++++ TEXT SHOWN ++++

August 31, 2011 ↘︎

Search & Promote the implementation, part 1

“I can’t find anything!”

This is the most common response we came across during the scoping and implementation of Search and Promote as the new internal search for Murdoch University.

Hardly surprising, given the issues with internal search that I covered in my previous post, but amazingly consistent!

In fact, one of the great truths we found during this project is that people truly don’t care where content is located, or whether it’s authenticated and/or accessible – they just wanted to type something in the search box, immediately find what they’re looking for, then carry on with their work.

We’ve now completed the implementation across our internal sites, and it’s working really well – so well that we’re now 2-3 weeks away from covering our external sites.

In my last post I promised to run through the implementation, however there’s a lot to talk about, so today I’ll cover SEO metatags (or the lack thereof), using multiple content sources, and how we integrated Search & Promote with SiteCatalyst to dynamically alter search result ranking.

++++ PROVIDED MATERIAL ++++

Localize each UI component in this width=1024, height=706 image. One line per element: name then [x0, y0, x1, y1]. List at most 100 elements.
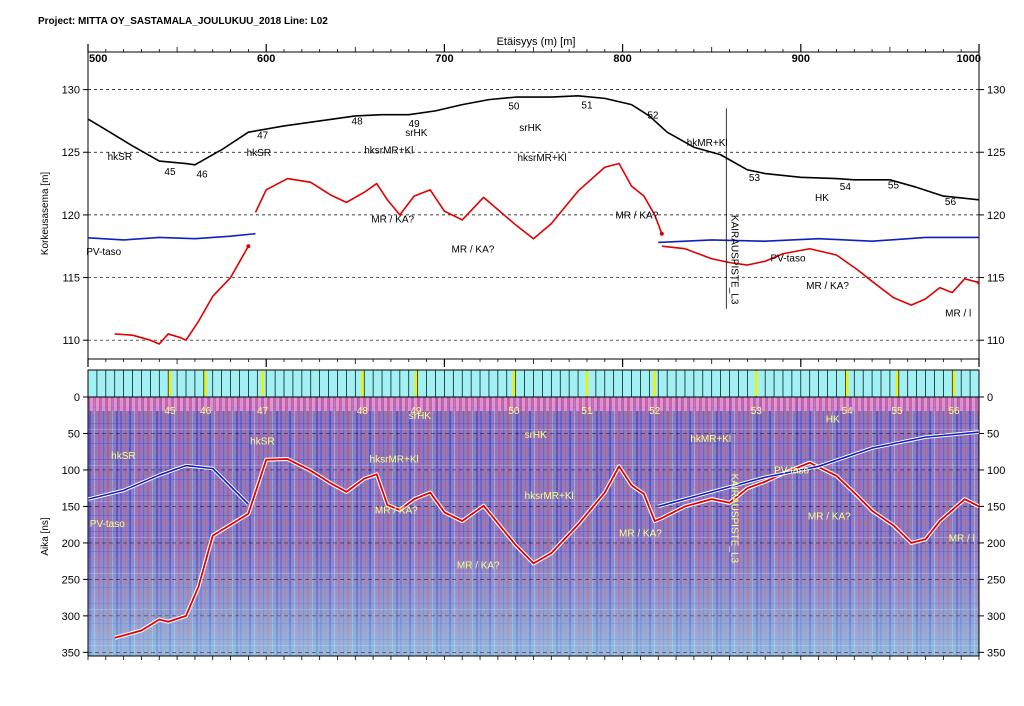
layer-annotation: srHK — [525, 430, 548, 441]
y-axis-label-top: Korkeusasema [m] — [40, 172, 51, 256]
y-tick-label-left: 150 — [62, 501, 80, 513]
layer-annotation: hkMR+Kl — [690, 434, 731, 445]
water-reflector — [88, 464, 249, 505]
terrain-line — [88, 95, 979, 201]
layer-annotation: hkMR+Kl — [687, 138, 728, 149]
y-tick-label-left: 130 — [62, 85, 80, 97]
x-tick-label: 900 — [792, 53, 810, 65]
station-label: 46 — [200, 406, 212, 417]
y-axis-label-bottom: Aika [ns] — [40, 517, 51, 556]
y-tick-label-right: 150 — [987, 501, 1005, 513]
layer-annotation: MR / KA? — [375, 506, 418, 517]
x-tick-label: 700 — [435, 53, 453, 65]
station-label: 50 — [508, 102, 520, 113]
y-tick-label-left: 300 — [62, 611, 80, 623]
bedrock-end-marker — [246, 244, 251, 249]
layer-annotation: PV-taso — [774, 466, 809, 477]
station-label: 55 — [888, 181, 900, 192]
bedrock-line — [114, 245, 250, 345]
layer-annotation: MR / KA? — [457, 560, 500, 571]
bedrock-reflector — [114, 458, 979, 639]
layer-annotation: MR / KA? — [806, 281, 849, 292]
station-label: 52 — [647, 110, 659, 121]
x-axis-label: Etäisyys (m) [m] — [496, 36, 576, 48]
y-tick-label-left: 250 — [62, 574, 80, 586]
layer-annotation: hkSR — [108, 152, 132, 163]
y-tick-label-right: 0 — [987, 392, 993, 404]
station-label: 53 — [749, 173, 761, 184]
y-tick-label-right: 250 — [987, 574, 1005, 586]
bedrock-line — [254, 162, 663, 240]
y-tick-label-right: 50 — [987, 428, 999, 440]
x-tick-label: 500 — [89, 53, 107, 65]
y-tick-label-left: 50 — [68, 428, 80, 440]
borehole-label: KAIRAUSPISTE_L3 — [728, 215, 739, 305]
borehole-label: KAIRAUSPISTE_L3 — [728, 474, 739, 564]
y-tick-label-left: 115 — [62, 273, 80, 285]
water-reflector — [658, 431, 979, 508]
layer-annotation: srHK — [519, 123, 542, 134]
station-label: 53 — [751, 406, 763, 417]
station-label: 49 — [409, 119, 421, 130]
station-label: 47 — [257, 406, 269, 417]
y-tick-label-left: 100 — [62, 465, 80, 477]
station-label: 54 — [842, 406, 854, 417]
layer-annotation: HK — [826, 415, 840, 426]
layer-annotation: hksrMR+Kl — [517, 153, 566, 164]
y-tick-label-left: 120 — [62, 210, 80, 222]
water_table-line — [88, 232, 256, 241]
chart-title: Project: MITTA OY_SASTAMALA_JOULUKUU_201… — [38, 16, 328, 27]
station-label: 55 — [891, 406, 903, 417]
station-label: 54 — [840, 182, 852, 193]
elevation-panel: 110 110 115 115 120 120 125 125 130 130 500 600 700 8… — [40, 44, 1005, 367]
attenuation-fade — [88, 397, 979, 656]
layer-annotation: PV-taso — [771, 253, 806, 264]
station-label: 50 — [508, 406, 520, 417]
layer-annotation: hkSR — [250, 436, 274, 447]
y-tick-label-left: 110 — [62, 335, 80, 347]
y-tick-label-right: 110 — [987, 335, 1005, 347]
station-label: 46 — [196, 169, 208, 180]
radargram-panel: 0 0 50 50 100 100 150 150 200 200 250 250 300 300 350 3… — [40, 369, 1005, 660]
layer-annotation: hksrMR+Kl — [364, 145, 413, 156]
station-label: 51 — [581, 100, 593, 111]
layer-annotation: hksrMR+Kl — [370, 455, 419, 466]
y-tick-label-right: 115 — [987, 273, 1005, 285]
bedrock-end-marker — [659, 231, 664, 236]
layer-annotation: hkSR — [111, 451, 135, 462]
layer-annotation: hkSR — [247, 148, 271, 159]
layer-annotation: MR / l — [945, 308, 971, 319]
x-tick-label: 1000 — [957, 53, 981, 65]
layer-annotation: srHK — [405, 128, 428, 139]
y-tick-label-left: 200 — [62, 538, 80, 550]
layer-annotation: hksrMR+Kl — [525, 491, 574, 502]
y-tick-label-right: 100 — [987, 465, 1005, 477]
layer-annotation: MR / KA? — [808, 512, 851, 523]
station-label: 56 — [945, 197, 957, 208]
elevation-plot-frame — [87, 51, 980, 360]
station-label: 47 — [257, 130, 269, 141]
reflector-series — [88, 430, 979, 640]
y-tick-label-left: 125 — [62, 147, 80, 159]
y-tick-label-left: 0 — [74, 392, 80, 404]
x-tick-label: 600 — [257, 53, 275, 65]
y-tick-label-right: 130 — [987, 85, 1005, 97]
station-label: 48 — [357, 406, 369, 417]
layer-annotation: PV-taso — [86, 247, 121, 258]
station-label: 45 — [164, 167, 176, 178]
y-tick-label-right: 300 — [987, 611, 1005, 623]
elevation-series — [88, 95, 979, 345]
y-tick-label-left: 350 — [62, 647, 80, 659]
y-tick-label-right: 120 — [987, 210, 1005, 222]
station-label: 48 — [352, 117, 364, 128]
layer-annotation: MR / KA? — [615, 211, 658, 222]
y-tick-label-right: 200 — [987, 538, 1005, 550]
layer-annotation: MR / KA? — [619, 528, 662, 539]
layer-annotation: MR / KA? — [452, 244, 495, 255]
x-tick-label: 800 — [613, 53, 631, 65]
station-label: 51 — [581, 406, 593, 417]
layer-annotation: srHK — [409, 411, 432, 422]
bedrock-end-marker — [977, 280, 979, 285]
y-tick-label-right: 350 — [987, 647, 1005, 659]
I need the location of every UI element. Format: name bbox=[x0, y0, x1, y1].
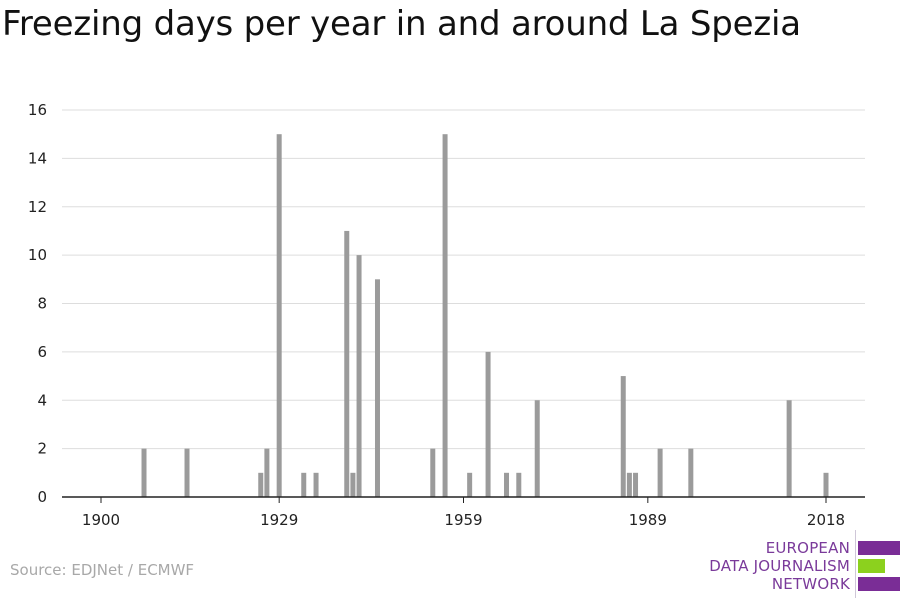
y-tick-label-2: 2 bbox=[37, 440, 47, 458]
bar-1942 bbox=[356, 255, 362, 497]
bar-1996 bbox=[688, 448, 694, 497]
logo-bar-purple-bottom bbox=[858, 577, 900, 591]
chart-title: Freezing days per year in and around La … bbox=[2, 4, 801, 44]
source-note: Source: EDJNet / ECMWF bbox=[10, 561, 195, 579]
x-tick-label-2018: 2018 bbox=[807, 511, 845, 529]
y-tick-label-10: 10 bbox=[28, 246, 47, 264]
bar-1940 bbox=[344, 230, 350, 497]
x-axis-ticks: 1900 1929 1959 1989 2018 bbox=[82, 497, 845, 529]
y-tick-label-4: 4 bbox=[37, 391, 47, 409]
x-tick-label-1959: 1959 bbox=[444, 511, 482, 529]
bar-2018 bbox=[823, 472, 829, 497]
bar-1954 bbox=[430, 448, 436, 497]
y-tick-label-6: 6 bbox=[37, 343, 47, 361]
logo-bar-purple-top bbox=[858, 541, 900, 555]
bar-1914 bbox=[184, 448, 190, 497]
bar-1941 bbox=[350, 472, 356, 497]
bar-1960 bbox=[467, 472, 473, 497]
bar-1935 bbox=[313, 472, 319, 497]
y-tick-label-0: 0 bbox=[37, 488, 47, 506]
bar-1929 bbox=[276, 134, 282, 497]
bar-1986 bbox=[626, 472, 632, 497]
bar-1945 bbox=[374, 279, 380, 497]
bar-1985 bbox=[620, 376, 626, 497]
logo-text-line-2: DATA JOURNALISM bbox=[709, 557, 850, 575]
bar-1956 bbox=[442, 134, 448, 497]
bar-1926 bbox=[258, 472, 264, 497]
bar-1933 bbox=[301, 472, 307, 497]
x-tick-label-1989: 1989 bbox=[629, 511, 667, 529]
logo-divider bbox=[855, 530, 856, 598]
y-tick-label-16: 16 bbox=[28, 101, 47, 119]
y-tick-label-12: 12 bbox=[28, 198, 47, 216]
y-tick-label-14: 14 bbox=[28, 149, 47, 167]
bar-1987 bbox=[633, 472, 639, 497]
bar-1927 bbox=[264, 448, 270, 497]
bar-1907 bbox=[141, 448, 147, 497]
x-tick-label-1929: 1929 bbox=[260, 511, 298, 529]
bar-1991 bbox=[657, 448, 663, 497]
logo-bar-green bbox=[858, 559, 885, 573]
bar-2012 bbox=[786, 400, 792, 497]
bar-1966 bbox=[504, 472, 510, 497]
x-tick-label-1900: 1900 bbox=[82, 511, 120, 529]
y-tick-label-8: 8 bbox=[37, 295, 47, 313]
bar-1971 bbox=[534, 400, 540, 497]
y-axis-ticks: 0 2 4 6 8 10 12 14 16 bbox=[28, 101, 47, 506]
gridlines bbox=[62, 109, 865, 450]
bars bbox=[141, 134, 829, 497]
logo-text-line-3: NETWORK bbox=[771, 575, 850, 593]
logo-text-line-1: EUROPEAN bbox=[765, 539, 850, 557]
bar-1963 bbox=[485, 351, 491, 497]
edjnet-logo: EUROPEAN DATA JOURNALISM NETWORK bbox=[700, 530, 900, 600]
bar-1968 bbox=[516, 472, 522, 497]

++++

In the Search & Promote post, how long did the team expect it would take before the search covered their external sites?

OUTPUT BELOW -> They expected it to take 2-3 weeks.